* Do this *
Lines that contain "никель" are to be counted; give only their number.
======== Data to process ========
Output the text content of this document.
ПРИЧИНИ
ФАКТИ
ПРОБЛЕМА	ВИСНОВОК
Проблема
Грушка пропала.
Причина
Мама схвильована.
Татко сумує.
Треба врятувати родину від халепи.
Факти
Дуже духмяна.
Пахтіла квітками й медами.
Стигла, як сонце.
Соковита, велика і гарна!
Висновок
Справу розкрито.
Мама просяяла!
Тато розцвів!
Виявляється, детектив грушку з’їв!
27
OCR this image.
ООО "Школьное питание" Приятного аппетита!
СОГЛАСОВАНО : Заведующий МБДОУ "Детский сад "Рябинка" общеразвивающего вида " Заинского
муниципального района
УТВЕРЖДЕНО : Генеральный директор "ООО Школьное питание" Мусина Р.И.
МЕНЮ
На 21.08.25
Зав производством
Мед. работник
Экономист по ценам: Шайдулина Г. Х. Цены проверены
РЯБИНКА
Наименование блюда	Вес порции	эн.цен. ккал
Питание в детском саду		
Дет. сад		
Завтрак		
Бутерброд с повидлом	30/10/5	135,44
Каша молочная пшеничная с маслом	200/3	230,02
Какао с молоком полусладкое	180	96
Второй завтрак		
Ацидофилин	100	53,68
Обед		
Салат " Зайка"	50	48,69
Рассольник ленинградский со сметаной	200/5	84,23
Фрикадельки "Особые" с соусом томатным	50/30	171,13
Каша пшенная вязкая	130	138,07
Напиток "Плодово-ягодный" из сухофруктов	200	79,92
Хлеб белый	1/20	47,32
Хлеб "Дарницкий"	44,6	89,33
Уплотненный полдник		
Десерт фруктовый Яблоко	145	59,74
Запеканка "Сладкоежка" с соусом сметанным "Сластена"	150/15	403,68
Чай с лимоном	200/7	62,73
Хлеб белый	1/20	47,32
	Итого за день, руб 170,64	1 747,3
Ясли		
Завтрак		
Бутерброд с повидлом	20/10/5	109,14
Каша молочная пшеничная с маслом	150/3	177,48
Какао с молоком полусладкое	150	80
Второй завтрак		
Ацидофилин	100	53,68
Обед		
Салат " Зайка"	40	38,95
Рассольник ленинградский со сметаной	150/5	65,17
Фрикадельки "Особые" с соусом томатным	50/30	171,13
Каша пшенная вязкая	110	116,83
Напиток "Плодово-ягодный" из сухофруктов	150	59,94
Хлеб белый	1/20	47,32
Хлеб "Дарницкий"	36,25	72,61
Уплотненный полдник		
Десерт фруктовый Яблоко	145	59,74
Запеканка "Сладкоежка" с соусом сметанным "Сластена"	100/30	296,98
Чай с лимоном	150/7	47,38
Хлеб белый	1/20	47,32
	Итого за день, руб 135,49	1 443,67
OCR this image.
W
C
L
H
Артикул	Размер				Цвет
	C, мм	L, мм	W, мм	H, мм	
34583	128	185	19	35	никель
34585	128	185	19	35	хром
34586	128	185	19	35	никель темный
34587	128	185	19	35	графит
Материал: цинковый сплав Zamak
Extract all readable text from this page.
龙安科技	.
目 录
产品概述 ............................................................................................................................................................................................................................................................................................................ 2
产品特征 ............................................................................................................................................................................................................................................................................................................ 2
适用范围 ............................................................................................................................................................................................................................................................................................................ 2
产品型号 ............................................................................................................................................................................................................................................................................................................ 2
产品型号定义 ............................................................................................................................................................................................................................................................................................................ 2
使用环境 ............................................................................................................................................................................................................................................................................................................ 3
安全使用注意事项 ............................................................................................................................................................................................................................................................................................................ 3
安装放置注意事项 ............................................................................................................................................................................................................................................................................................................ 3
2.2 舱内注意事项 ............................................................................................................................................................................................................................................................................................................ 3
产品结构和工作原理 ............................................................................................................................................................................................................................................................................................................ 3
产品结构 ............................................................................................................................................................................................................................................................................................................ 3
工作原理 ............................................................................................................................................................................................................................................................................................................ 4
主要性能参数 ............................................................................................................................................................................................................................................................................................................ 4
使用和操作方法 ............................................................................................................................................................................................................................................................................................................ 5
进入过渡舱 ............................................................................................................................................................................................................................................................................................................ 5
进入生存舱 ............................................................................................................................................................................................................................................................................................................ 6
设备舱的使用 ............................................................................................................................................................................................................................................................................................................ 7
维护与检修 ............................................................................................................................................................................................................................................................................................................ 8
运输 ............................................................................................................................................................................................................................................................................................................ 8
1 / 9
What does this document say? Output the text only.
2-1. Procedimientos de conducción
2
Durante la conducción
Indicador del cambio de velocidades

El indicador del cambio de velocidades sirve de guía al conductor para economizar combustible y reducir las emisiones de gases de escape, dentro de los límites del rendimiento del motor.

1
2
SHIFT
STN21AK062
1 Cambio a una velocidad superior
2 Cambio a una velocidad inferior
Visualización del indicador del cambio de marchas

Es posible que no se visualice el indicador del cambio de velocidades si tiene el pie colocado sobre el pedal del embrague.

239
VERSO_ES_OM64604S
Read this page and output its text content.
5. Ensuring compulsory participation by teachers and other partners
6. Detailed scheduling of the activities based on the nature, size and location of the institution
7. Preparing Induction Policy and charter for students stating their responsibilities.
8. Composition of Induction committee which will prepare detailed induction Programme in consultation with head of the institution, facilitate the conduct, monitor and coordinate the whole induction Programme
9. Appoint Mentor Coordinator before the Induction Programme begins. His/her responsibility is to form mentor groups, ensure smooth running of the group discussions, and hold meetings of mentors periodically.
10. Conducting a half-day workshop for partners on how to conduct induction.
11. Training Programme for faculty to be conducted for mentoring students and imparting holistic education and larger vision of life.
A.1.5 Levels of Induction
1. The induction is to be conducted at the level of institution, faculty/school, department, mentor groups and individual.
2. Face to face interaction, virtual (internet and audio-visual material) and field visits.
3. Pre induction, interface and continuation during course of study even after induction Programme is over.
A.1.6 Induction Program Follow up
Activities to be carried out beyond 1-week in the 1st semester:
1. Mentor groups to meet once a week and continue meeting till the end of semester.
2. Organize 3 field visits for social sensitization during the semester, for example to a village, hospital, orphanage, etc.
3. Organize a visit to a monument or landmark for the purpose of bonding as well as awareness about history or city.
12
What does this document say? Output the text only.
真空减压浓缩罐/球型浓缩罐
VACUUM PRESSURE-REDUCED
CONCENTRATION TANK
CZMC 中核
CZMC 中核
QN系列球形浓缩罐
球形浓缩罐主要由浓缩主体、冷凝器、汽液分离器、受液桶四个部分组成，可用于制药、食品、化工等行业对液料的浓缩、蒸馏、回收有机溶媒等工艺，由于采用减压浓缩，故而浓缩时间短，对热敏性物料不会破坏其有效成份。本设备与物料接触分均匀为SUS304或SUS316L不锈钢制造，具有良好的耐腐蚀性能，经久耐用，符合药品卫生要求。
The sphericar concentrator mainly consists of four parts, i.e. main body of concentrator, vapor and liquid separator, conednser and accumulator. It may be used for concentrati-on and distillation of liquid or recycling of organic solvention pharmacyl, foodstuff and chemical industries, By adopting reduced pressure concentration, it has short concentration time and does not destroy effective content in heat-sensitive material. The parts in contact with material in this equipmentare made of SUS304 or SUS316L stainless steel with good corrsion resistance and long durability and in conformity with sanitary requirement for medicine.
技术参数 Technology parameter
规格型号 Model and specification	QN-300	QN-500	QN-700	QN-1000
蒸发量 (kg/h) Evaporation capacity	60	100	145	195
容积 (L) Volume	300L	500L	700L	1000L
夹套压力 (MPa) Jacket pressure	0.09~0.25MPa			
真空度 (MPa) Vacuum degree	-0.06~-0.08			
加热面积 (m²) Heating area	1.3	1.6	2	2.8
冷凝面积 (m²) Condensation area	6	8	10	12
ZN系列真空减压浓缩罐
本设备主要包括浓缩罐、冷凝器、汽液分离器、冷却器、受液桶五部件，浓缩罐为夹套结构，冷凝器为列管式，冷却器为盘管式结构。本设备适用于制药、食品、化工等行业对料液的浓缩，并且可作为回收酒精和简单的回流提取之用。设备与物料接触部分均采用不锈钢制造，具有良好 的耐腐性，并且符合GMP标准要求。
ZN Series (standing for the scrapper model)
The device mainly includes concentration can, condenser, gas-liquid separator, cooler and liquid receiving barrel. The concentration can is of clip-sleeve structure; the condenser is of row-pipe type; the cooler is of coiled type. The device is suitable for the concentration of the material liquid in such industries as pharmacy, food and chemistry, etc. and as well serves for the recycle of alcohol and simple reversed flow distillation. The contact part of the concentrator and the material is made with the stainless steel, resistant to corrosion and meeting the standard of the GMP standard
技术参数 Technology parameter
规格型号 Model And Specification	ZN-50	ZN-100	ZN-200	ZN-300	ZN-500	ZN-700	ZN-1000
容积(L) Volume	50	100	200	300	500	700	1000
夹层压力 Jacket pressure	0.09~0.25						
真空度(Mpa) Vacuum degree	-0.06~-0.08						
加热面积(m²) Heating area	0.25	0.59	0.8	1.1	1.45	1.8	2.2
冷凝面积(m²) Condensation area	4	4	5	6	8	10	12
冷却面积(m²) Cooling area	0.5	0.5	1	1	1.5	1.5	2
========
* Solution *
2